**Exercise**
Transcribe all of the records precisely as they are presented.
+++ Records supplied +++
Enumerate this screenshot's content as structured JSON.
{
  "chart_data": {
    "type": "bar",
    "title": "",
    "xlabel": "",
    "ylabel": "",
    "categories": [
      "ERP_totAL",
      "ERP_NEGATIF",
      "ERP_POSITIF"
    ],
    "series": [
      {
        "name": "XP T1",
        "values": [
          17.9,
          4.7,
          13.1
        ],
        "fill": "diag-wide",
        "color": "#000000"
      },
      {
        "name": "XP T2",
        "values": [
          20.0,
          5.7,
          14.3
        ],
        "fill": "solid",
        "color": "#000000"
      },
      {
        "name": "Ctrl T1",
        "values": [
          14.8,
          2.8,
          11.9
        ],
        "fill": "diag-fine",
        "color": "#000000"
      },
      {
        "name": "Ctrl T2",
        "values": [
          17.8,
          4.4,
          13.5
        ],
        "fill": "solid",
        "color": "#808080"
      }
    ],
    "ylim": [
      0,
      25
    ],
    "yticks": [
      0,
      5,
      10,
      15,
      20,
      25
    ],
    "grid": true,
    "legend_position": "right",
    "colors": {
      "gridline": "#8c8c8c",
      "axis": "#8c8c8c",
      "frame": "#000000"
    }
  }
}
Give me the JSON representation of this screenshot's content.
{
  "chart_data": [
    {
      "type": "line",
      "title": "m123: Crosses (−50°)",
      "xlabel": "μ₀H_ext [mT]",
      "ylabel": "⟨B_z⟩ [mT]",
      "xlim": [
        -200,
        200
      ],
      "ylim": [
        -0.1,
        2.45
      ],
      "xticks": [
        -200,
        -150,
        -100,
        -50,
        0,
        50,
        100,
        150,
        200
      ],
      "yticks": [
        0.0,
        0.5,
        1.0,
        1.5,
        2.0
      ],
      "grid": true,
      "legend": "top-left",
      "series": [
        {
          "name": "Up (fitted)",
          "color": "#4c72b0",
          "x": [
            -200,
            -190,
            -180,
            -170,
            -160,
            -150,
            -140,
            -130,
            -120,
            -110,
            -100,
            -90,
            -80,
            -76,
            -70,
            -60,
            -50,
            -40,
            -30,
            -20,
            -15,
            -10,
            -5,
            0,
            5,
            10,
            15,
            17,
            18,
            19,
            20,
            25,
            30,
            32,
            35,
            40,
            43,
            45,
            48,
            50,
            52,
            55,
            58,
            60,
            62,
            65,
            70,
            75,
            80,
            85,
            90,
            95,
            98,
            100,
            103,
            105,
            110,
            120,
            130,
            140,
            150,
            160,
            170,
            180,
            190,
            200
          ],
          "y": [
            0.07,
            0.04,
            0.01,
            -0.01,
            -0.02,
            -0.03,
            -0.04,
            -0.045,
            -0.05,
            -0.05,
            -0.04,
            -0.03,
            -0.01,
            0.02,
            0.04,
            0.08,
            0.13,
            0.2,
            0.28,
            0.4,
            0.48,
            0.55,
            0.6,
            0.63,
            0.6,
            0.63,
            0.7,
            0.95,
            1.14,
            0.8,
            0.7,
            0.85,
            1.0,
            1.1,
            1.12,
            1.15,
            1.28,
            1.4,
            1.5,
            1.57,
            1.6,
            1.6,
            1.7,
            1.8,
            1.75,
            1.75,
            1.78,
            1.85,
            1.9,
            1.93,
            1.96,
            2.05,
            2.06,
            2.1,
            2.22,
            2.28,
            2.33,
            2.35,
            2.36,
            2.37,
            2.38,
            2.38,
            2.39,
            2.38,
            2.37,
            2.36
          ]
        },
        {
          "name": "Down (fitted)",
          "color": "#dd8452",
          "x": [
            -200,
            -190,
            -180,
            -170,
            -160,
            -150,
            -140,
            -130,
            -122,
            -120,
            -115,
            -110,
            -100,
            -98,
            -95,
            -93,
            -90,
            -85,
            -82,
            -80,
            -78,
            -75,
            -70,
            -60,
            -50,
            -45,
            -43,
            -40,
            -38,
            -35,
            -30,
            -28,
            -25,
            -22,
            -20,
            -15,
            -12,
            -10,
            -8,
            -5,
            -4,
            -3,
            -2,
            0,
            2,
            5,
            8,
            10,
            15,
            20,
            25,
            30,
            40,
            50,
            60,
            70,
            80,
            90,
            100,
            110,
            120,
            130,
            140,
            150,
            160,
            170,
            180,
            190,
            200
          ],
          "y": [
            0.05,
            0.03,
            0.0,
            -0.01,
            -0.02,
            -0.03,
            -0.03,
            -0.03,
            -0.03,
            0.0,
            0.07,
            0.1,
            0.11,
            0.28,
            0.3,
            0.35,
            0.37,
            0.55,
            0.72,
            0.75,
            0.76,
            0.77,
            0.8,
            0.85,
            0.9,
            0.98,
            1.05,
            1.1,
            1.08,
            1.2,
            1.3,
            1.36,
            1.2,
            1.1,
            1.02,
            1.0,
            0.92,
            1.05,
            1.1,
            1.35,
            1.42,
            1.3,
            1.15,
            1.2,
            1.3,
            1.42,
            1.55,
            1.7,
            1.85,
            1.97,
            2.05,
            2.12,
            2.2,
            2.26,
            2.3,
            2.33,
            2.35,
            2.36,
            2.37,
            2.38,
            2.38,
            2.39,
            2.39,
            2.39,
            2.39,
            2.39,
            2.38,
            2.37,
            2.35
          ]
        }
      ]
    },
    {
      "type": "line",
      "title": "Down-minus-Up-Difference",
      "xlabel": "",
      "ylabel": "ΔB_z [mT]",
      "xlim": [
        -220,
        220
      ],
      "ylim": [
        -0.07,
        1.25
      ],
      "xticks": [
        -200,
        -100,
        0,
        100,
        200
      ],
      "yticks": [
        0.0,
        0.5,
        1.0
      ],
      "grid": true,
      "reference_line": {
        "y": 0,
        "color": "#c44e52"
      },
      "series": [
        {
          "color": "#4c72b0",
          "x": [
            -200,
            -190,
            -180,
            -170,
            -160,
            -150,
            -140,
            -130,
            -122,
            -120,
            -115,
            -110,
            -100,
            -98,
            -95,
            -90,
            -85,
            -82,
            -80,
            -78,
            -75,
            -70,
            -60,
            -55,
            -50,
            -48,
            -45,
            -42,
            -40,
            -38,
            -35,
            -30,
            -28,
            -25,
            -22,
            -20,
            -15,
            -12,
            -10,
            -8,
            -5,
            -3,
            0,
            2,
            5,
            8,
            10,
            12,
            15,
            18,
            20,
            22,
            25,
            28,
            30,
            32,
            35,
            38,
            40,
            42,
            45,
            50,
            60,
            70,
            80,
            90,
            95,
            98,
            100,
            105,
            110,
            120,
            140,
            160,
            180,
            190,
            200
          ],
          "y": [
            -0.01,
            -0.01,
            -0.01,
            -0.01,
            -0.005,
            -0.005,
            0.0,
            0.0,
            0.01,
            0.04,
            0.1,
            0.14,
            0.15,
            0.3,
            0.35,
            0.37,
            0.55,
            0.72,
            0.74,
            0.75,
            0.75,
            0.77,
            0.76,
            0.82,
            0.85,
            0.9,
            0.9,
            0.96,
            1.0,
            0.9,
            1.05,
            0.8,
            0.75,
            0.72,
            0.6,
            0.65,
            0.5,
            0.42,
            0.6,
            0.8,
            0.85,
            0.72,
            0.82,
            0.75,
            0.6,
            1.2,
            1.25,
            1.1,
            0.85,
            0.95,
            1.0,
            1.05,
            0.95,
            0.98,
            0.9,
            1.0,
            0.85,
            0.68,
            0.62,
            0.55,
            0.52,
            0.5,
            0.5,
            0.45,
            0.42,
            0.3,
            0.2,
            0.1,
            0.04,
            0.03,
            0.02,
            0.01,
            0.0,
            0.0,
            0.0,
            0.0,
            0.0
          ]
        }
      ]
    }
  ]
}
+++
**Exercise answer**
Enumerate this screenshot's content as structured JSON.
{
  "chart_data": {
    "type": "bar",
    "title": "",
    "xlabel": "",
    "ylabel": "",
    "categories": [
      "ERP_totAL",
      "ERP_NEGATIF",
      "ERP_POSITIF"
    ],
    "series": [
      {
        "name": "XP T1",
        "values": [
          17.9,
          4.7,
          13.1
        ],
        "fill": "diag-wide",
        "color": "#000000"
      },
      {
        "name": "XP T2",
        "values": [
          20.0,
          5.7,
          14.3
        ],
        "fill": "solid",
        "color": "#000000"
      },
      {
        "name": "Ctrl T1",
        "values": [
          14.8,
          2.8,
          11.9
        ],
        "fill": "diag-fine",
        "color": "#000000"
      },
      {
        "name": "Ctrl T2",
        "values": [
          17.8,
          4.4,
          13.5
        ],
        "fill": "solid",
        "color": "#808080"
      }
    ],
    "ylim": [
      0,
      25
    ],
    "yticks": [
      0,
      5,
      10,
      15,
      20,
      25
    ],
    "grid": true,
    "legend_position": "right",
    "colors": {
      "gridline": "#8c8c8c",
      "axis": "#8c8c8c",
      "frame": "#000000"
    }
  }
}
Give me the JSON representation of this screenshot's content.
{
  "chart_data": [
    {
      "type": "line",
      "title": "m123: Crosses (−50°)",
      "xlabel": "μ₀H_ext [mT]",
      "ylabel": "⟨B_z⟩ [mT]",
      "xlim": [
        -200,
        200
      ],
      "ylim": [
        -0.1,
        2.45
      ],
      "xticks": [
        -200,
        -150,
        -100,
        -50,
        0,
        50,
        100,
        150,
        200
      ],
      "yticks": [
        0.0,
        0.5,
        1.0,
        1.5,
        2.0
      ],
      "grid": true,
      "legend": "top-left",
      "series": [
        {
          "name": "Up (fitted)",
          "color": "#4c72b0",
          "x": [
            -200,
            -190,
            -180,
            -170,
            -160,
            -150,
            -140,
            -130,
            -120,
            -110,
            -100,
            -90,
            -80,
            -76,
            -70,
            -60,
            -50,
            -40,
            -30,
            -20,
            -15,
            -10,
            -5,
            0,
            5,
            10,
            15,
            17,
            18,
            19,
            20,
            25,
            30,
            32,
            35,
            40,
            43,
            45,
            48,
            50,
            52,
            55,
            58,
            60,
            62,
            65,
            70,
            75,
            80,
            85,
            90,
            95,
            98,
            100,
            103,
            105,
            110,
            120,
            130,
            140,
            150,
            160,
            170,
            180,
            190,
            200
          ],
          "y": [
            0.07,
            0.04,
            0.01,
            -0.01,
            -0.02,
            -0.03,
            -0.04,
            -0.045,
            -0.05,
            -0.05,
            -0.04,
            -0.03,
            -0.01,
            0.02,
            0.04,
            0.08,
            0.13,
            0.2,
            0.28,
            0.4,
            0.48,
            0.55,
            0.6,
            0.63,
            0.6,
            0.63,
            0.7,
            0.95,
            1.14,
            0.8,
            0.7,
            0.85,
            1.0,
            1.1,
            1.12,
            1.15,
            1.28,
            1.4,
            1.5,
            1.57,
            1.6,
            1.6,
            1.7,
            1.8,
            1.75,
            1.75,
            1.78,
            1.85,
            1.9,
            1.93,
            1.96,
            2.05,
            2.06,
            2.1,
            2.22,
            2.28,
            2.33,
            2.35,
            2.36,
            2.37,
            2.38,
            2.38,
            2.39,
            2.38,
            2.37,
            2.36
          ]
        },
        {
          "name": "Down (fitted)",
          "color": "#dd8452",
          "x": [
            -200,
            -190,
            -180,
            -170,
            -160,
            -150,
            -140,
            -130,
            -122,
            -120,
            -115,
            -110,
            -100,
            -98,
            -95,
            -93,
            -90,
            -85,
            -82,
            -80,
            -78,
            -75,
            -70,
            -60,
            -50,
            -45,
            -43,
            -40,
            -38,
            -35,
            -30,
            -28,
            -25,
            -22,
            -20,
            -15,
            -12,
            -10,
            -8,
            -5,
            -4,
            -3,
            -2,
            0,
            2,
            5,
            8,
            10,
            15,
            20,
            25,
            30,
            40,
            50,
            60,
            70,
            80,
            90,
            100,
            110,
            120,
            130,
            140,
            150,
            160,
            170,
            180,
            190,
            200
          ],
          "y": [
            0.05,
            0.03,
            0.0,
            -0.01,
            -0.02,
            -0.03,
            -0.03,
            -0.03,
            -0.03,
            0.0,
            0.07,
            0.1,
            0.11,
            0.28,
            0.3,
            0.35,
            0.37,
            0.55,
            0.72,
            0.75,
            0.76,
            0.77,
            0.8,
            0.85,
            0.9,
            0.98,
            1.05,
            1.1,
            1.08,
            1.2,
            1.3,
            1.36,
            1.2,
            1.1,
            1.02,
            1.0,
            0.92,
            1.05,
            1.1,
            1.35,
            1.42,
            1.3,
            1.15,
            1.2,
            1.3,
            1.42,
            1.55,
            1.7,
            1.85,
            1.97,
            2.05,
            2.12,
            2.2,
            2.26,
            2.3,
            2.33,
            2.35,
            2.36,
            2.37,
            2.38,
            2.38,
            2.39,
            2.39,
            2.39,
            2.39,
            2.39,
            2.38,
            2.37,
            2.35
          ]
        }
      ]
    },
    {
      "type": "line",
      "title": "Down-minus-Up-Difference",
      "xlabel": "",
      "ylabel": "ΔB_z [mT]",
      "xlim": [
        -220,
        220
      ],
      "ylim": [
        -0.07,
        1.25
      ],
      "xticks": [
        -200,
        -100,
        0,
        100,
        200
      ],
      "yticks": [
        0.0,
        0.5,
        1.0
      ],
      "grid": true,
      "reference_line": {
        "y": 0,
        "color": "#c44e52"
      },
      "series": [
        {
          "color": "#4c72b0",
          "x": [
            -200,
            -190,
            -180,
            -170,
            -160,
            -150,
            -140,
            -130,
            -122,
            -120,
            -115,
            -110,
            -100,
            -98,
            -95,
            -90,
            -85,
            -82,
            -80,
            -78,
            -75,
            -70,
            -60,
            -55,
            -50,
            -48,
            -45,
            -42,
            -40,
            -38,
            -35,
            -30,
            -28,
            -25,
            -22,
            -20,
            -15,
            -12,
            -10,
            -8,
            -5,
            -3,
            0,
            2,
            5,
            8,
            10,
            12,
            15,
            18,
            20,
            22,
            25,
            28,
            30,
            32,
            35,
            38,
            40,
            42,
            45,
            50,
            60,
            70,
            80,
            90,
            95,
            98,
            100,
            105,
            110,
            120,
            140,
            160,
            180,
            190,
            200
          ],
          "y": [
            -0.01,
            -0.01,
            -0.01,
            -0.01,
            -0.005,
            -0.005,
            0.0,
            0.0,
            0.01,
            0.04,
            0.1,
            0.14,
            0.15,
            0.3,
            0.35,
            0.37,
            0.55,
            0.72,
            0.74,
            0.75,
            0.75,
            0.77,
            0.76,
            0.82,
            0.85,
            0.9,
            0.9,
            0.96,
            1.0,
            0.9,
            1.05,
            0.8,
            0.75,
            0.72,
            0.6,
            0.65,
            0.5,
            0.42,
            0.6,
            0.8,
            0.85,
            0.72,
            0.82,
            0.75,
            0.6,
            1.2,
            1.25,
            1.1,
            0.85,
            0.95,
            1.0,
            1.05,
            0.95,
            0.98,
            0.9,
            1.0,
            0.85,
            0.68,
            0.62,
            0.55,
            0.52,
            0.5,
            0.5,
            0.45,
            0.42,
            0.3,
            0.2,
            0.1,
            0.04,
            0.03,
            0.02,
            0.01,
            0.0,
            0.0,
            0.0,
            0.0,
            0.0
          ]
        }
      ]
    }
  ]
}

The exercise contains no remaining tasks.